What is being asked: Give only the number of lines where "两个维护" occurs.

(Saved data entries)
◇ ◇ ◇ ◇ ◇

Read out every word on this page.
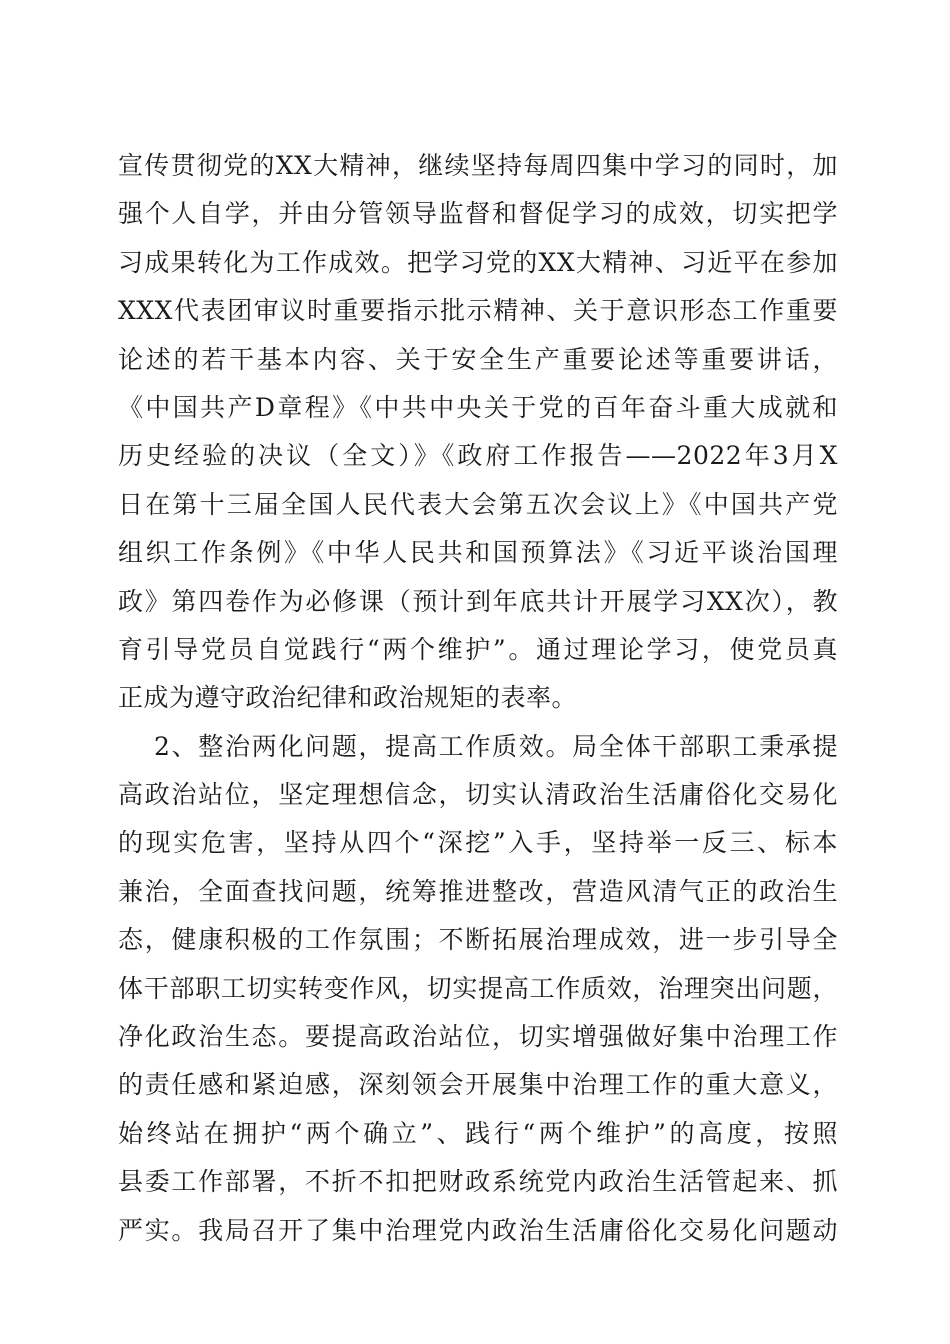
宣传贯彻党的XX大精神，继续坚持每周四集中学习的同时，加
强个人自学，并由分管领导监督和督促学习的成效，切实把学
习成果转化为工作成效。把学习党的XX大精神、习近平在参加
XXX代表团审议时重要指示批示精神、关于意识形态工作重要
论述的若干基本内容、关于安全生产重要论述等重要讲话，
《中国共产D章程》《中共中央关于党的百年奋斗重大成就和
历史经验的决议（全文）》《政府工作报告——2022年3月X
日在第十三届全国人民代表大会第五次会议上》《中国共产党
组织工作条例》《中华人民共和国预算法》《习近平谈治国理
政》第四卷作为必修课（预计到年底共计开展学习XX次），教
育引导党员自觉践行“两个维护”。通过理论学习，使党员真
正成为遵守政治纪律和政治规矩的表率。
2、整治两化问题，提高工作质效。局全体干部职工秉承提
高政治站位，坚定理想信念，切实认清政治生活庸俗化交易化
的现实危害，坚持从四个“深挖”入手，坚持举一反三、标本
兼治，全面查找问题，统筹推进整改，营造风清气正的政治生
态，健康积极的工作氛围；不断拓展治理成效，进一步引导全
体干部职工切实转变作风，切实提高工作质效，治理突出问题，
净化政治生态。要提高政治站位，切实增强做好集中治理工作
的责任感和紧迫感，深刻领会开展集中治理工作的重大意义，
始终站在拥护“两个确立”、践行“两个维护”的高度，按照
县委工作部署，不折不扣把财政系统党内政治生活管起来、抓
严实。我局召开了集中治理党内政治生活庸俗化交易化问题动
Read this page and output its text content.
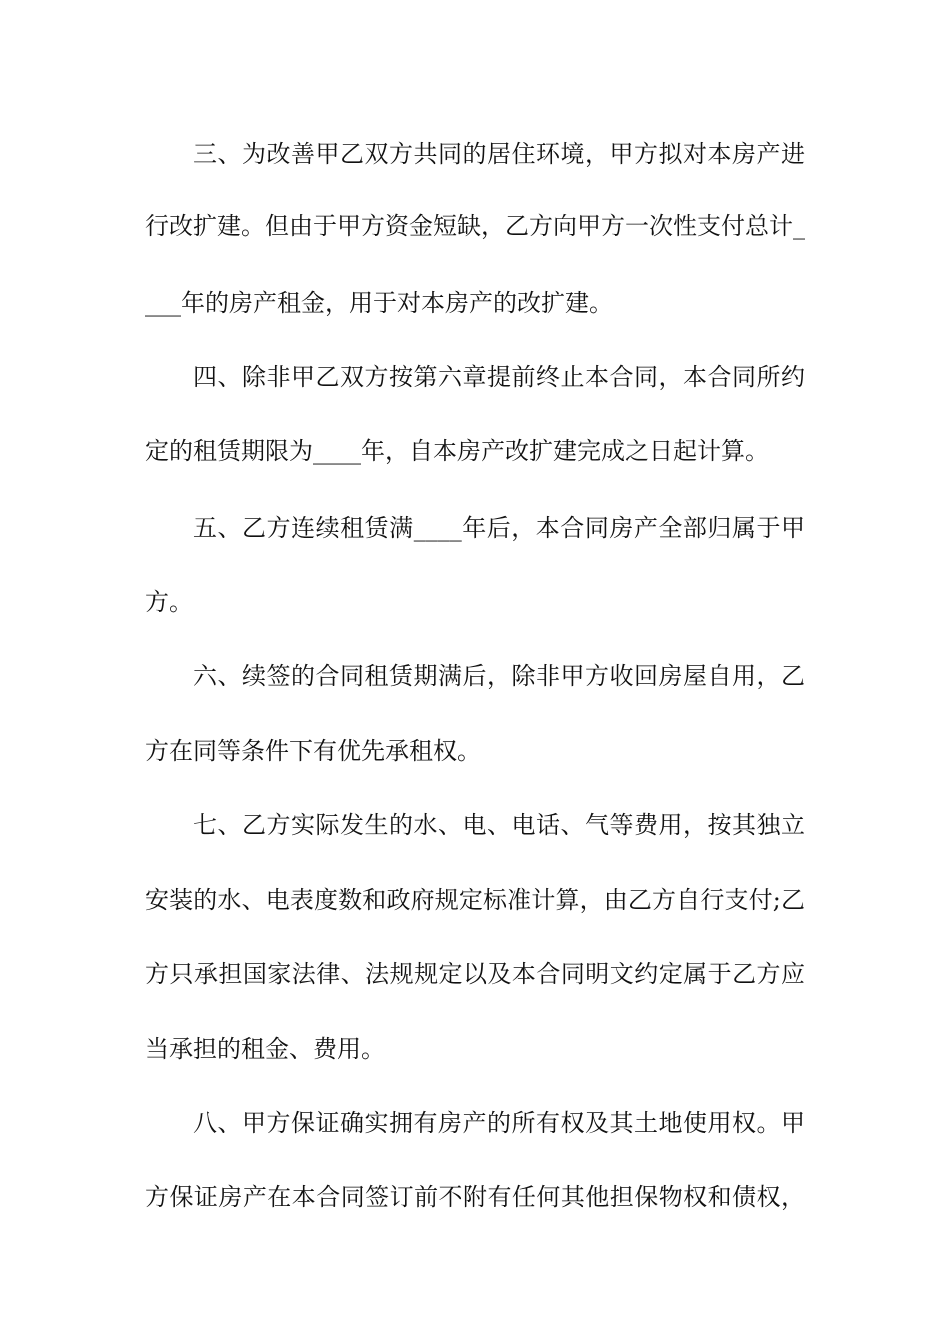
三、为改善甲乙双方共同的居住环境，甲方拟对本房产进
行改扩建。但由于甲方资金短缺，乙方向甲方一次性支付总计_
___年的房产租金，用于对本房产的改扩建。
四、除非甲乙双方按第六章提前终止本合同，本合同所约
定的租赁期限为____年，自本房产改扩建完成之日起计算。
五、乙方连续租赁满____年后，本合同房产全部归属于甲
方。
六、续签的合同租赁期满后，除非甲方收回房屋自用，乙
方在同等条件下有优先承租权。
七、乙方实际发生的水、电、电话、气等费用，按其独立
安装的水、电表度数和政府规定标准计算，由乙方自行支付;乙
方只承担国家法律、法规规定以及本合同明文约定属于乙方应
当承担的租金、费用。
八、甲方保证确实拥有房产的所有权及其土地使用权。甲
方保证房产在本合同签订前不附有任何其他担保物权和债权，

◇ ◇ ◇ ◇ ◇

Result for this exercise: 2